> [WHAT TO PRODUCE]: Find each line holding "domain" and copy it out.

> [DATA SUPPLIED]:

..........

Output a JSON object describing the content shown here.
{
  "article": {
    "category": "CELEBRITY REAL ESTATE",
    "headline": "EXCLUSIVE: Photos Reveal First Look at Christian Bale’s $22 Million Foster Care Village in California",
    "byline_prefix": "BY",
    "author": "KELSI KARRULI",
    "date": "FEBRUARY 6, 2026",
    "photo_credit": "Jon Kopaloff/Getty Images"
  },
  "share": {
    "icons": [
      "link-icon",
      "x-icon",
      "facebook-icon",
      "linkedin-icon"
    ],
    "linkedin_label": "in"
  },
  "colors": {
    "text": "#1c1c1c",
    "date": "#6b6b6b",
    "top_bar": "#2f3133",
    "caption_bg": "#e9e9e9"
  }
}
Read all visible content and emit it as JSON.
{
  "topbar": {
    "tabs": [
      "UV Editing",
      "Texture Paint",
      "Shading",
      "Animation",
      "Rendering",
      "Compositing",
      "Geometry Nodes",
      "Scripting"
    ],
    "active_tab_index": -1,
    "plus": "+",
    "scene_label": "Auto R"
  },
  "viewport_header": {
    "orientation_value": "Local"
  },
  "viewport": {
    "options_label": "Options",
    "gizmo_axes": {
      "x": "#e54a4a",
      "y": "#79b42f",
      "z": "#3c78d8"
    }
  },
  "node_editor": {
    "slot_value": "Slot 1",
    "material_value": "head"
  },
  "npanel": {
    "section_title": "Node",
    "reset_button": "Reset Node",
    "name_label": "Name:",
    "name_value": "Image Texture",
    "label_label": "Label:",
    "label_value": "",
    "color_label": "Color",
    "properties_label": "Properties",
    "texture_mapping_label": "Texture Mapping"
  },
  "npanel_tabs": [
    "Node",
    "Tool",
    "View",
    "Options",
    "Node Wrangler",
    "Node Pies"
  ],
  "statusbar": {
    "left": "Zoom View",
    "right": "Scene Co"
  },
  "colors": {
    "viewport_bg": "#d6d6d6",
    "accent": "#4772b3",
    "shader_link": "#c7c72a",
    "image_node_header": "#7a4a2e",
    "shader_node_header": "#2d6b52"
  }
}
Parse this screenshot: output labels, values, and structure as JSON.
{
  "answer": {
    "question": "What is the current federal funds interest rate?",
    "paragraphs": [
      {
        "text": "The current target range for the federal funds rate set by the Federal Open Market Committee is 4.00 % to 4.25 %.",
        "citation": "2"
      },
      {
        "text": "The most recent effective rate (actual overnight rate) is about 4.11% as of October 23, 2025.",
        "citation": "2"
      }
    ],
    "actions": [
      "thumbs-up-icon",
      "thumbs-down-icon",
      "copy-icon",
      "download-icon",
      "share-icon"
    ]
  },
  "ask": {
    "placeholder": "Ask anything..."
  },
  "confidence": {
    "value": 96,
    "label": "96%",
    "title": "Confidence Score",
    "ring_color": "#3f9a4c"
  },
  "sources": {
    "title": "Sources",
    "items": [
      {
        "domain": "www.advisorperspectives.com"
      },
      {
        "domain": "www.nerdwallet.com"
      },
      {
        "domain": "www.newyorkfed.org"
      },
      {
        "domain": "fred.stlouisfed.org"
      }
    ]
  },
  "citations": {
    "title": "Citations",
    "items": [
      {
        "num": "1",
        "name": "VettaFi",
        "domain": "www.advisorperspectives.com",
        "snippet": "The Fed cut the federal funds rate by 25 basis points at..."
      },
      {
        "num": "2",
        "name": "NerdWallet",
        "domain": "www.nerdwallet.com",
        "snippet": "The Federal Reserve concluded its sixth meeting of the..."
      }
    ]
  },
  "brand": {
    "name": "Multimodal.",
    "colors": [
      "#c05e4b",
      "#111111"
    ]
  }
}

..........

> [SOLUTION FOR THIS EXERCISE]:
        "domain": "www.advisorperspectives.com"
        "domain": "www.nerdwallet.com"
        "domain": "www.newyorkfed.org"
        "domain": "fred.stlouisfed.org"
        "domain": "www.advisorperspectives.com",
        "domain": "www.nerdwallet.com",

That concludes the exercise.